#### Challenge
Go through the entries below and print each one exactly, leaving out pictures.
---------- Excerpted records
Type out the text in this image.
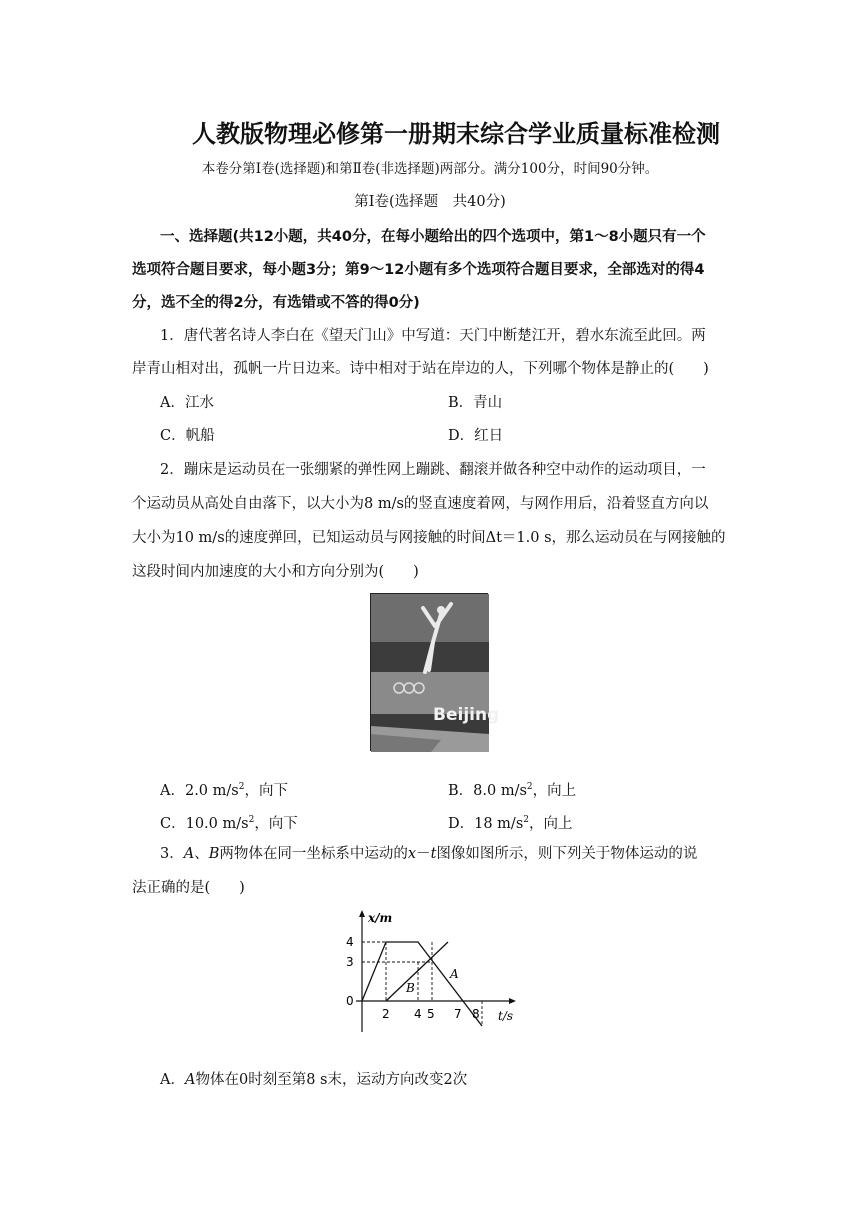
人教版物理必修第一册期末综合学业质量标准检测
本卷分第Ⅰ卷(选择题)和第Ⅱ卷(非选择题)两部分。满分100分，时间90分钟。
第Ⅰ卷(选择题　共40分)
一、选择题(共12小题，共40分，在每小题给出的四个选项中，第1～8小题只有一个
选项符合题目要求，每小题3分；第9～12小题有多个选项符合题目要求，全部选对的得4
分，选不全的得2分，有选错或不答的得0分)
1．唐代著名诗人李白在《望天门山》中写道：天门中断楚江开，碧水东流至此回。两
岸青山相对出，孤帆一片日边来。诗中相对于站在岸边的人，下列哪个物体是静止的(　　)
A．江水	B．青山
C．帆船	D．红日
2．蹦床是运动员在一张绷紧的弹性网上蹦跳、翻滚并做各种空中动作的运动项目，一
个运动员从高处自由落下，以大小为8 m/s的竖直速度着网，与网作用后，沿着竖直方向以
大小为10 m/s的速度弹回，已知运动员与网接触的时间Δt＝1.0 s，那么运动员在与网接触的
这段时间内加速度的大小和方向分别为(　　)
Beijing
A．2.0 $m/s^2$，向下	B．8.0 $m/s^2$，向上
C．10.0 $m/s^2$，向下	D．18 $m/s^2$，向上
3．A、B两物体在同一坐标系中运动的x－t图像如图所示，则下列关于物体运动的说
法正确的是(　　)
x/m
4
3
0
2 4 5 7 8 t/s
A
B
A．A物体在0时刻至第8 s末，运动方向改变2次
--------------------
#### Response to this task
Type out the text in this image.
人教版物理必修第一册期末综合学业质量标准检测
本卷分第Ⅰ卷(选择题)和第Ⅱ卷(非选择题)两部分。满分100分，时间90分钟。
第Ⅰ卷(选择题　共40分)
一、选择题(共12小题，共40分，在每小题给出的四个选项中，第1～8小题只有一个
选项符合题目要求，每小题3分；第9～12小题有多个选项符合题目要求，全部选对的得4
分，选不全的得2分，有选错或不答的得0分)
1．唐代著名诗人李白在《望天门山》中写道：天门中断楚江开，碧水东流至此回。两
岸青山相对出，孤帆一片日边来。诗中相对于站在岸边的人，下列哪个物体是静止的(　　)
A．江水	B．青山
C．帆船	D．红日
2．蹦床是运动员在一张绷紧的弹性网上蹦跳、翻滚并做各种空中动作的运动项目，一
个运动员从高处自由落下，以大小为8 m/s的竖直速度着网，与网作用后，沿着竖直方向以
大小为10 m/s的速度弹回，已知运动员与网接触的时间Δt＝1.0 s，那么运动员在与网接触的
这段时间内加速度的大小和方向分别为(　　)
Beijing
A．2.0 $m/s^2$，向下	B．8.0 $m/s^2$，向上
C．10.0 $m/s^2$，向下	D．18 $m/s^2$，向上
3．A、B两物体在同一坐标系中运动的x－t图像如图所示，则下列关于物体运动的说
法正确的是(　　)
x/m
4
3
0
2 4 5 7 8 t/s
A
B
A．A物体在0时刻至第8 s末，运动方向改变2次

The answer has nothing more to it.